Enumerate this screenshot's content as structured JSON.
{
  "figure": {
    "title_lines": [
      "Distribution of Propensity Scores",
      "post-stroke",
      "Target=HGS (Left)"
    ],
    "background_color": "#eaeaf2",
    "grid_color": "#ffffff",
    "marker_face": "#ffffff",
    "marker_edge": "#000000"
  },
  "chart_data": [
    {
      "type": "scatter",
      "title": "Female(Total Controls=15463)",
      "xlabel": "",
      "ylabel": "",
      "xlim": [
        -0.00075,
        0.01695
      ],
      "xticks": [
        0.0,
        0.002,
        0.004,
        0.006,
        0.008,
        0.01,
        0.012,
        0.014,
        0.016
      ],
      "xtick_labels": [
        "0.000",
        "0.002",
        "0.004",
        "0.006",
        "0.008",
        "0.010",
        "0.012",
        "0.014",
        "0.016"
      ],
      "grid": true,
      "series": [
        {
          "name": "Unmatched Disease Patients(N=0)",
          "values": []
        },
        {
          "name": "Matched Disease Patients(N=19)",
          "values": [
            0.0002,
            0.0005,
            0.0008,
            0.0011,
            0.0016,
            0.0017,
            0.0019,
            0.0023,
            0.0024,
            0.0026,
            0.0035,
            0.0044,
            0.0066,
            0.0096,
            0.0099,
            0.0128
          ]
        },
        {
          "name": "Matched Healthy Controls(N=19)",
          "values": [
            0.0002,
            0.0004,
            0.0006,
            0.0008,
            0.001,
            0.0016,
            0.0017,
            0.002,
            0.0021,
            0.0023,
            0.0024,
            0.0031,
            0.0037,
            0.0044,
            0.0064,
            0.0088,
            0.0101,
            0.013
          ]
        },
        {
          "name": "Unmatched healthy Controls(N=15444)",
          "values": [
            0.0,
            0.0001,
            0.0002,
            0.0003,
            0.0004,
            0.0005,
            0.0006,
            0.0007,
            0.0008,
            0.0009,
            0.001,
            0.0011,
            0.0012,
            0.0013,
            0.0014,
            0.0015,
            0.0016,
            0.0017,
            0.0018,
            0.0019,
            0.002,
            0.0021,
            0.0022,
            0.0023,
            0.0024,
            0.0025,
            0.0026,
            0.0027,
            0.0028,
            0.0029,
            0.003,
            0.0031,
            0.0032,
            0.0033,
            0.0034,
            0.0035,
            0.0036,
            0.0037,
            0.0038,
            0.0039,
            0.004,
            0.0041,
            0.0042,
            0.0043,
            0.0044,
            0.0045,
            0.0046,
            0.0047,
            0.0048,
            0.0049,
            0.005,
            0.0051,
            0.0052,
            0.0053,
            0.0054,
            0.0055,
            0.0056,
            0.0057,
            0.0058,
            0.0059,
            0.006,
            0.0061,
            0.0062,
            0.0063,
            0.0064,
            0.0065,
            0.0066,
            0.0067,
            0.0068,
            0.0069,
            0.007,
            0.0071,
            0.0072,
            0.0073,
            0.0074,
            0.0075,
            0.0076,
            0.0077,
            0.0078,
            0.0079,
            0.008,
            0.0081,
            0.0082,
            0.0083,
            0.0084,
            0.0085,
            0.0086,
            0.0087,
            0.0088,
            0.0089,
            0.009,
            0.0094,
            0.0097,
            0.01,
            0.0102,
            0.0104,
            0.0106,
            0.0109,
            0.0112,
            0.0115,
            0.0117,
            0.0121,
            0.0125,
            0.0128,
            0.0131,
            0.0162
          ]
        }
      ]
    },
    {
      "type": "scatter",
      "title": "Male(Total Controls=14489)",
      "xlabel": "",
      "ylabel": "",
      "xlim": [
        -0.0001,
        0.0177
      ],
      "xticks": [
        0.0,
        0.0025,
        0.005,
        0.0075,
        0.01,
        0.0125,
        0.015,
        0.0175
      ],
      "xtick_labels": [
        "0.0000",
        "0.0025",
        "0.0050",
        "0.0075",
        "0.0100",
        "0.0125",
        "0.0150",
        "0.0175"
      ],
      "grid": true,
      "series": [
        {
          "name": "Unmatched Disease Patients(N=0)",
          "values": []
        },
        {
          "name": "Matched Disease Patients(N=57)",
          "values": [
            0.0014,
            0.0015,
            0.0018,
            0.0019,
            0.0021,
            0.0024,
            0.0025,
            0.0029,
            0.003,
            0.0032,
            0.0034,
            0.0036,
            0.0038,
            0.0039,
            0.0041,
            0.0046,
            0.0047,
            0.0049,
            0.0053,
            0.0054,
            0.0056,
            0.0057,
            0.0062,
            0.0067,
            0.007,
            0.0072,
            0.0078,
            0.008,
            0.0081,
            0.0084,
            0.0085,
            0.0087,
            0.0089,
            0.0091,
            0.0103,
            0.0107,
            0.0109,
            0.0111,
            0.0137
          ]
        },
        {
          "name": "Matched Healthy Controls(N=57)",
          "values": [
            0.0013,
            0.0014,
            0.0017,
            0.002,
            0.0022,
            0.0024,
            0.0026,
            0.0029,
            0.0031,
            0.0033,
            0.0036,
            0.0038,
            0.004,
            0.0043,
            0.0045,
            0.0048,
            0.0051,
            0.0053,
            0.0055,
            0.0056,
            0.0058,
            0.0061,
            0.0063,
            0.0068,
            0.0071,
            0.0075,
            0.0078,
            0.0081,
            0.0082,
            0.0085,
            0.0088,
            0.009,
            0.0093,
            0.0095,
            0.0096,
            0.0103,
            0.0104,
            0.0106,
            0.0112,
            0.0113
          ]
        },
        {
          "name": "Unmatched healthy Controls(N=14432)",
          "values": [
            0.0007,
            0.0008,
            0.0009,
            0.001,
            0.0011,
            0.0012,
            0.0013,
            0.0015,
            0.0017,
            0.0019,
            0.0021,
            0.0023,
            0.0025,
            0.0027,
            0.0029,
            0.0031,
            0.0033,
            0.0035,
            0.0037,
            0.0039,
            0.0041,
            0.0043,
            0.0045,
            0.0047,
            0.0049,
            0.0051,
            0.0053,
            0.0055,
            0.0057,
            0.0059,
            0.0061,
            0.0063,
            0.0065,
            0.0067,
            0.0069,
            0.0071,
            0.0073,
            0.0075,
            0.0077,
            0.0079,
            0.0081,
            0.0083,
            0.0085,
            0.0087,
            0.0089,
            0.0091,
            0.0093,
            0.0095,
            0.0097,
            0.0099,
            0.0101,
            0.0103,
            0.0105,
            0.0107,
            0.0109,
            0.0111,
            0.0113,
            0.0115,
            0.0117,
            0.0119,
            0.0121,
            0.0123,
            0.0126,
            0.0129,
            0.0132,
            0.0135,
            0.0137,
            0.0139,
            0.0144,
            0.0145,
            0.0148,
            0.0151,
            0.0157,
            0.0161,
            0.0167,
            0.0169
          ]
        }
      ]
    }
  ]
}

•••••

Your instructions:
All lines of the records above with the word "Total" in them are to be copied.

Response to the task:
      "title": "Female(Total Controls=15463)",
      "title": "Male(Total Controls=14489)",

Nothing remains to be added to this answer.